## Exercise details:
Images are not part of the copy; write out the rest of the data exactly as given.

# # # #

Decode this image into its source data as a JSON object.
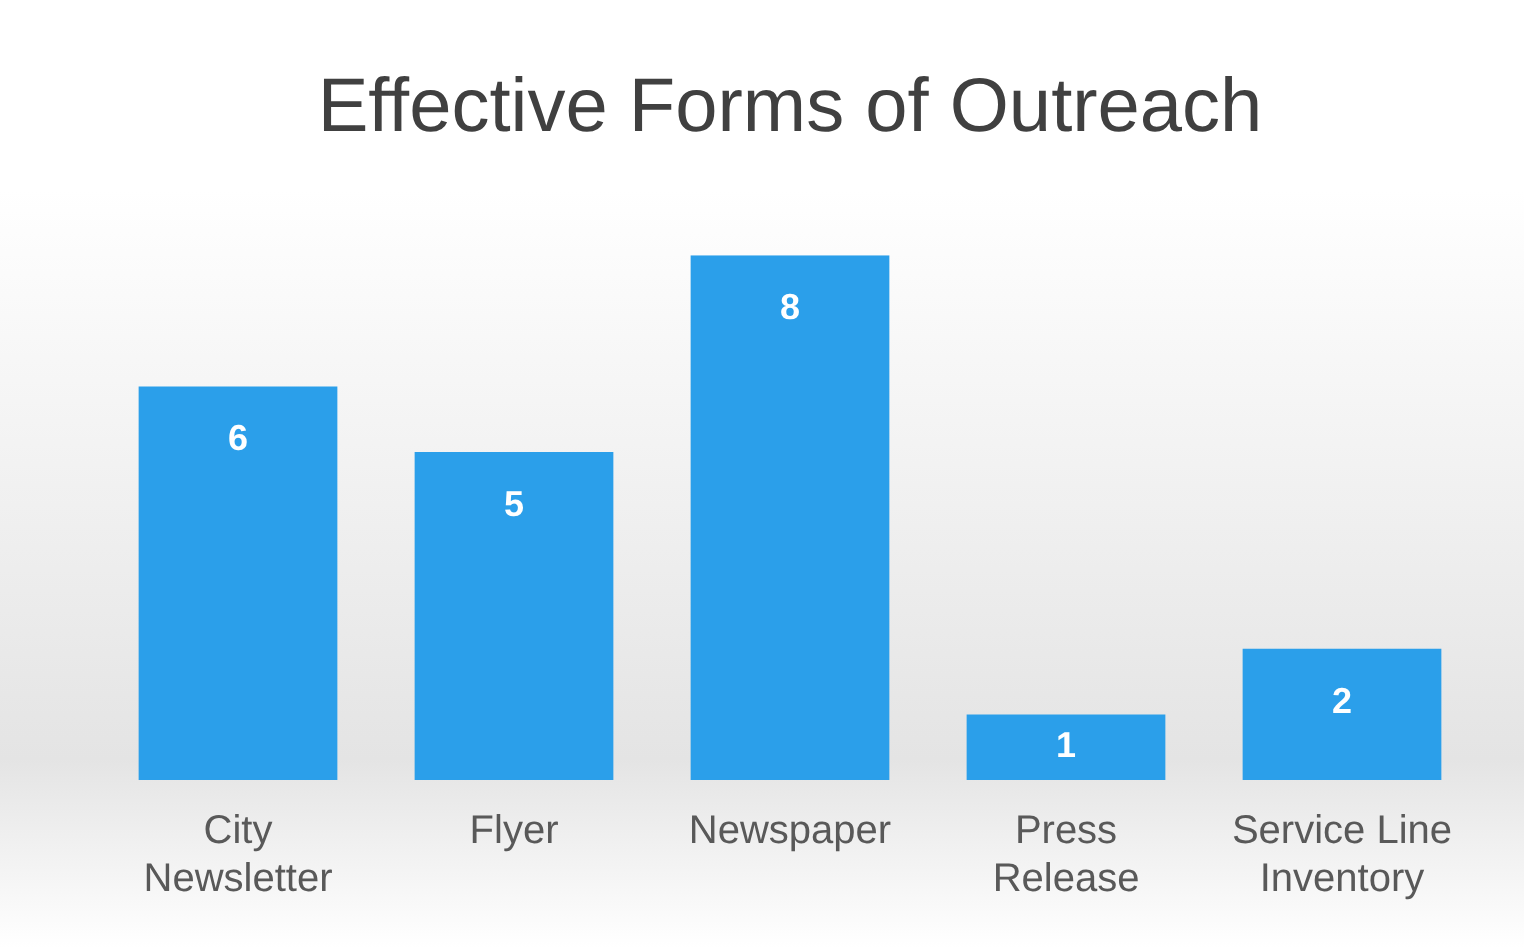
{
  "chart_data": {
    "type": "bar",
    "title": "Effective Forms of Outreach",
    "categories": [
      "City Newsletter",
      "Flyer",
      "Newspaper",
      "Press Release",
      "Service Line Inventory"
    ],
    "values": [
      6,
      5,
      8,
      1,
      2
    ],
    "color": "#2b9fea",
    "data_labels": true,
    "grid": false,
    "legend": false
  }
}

# # # #

## Result of the task:
Decode this image into its source data as a JSON object.
{
  "chart_data": {
    "type": "bar",
    "title": "Effective Forms of Outreach",
    "categories": [
      "City Newsletter",
      "Flyer",
      "Newspaper",
      "Press Release",
      "Service Line Inventory"
    ],
    "values": [
      6,
      5,
      8,
      1,
      2
    ],
    "color": "#2b9fea",
    "data_labels": true,
    "grid": false,
    "legend": false
  }
}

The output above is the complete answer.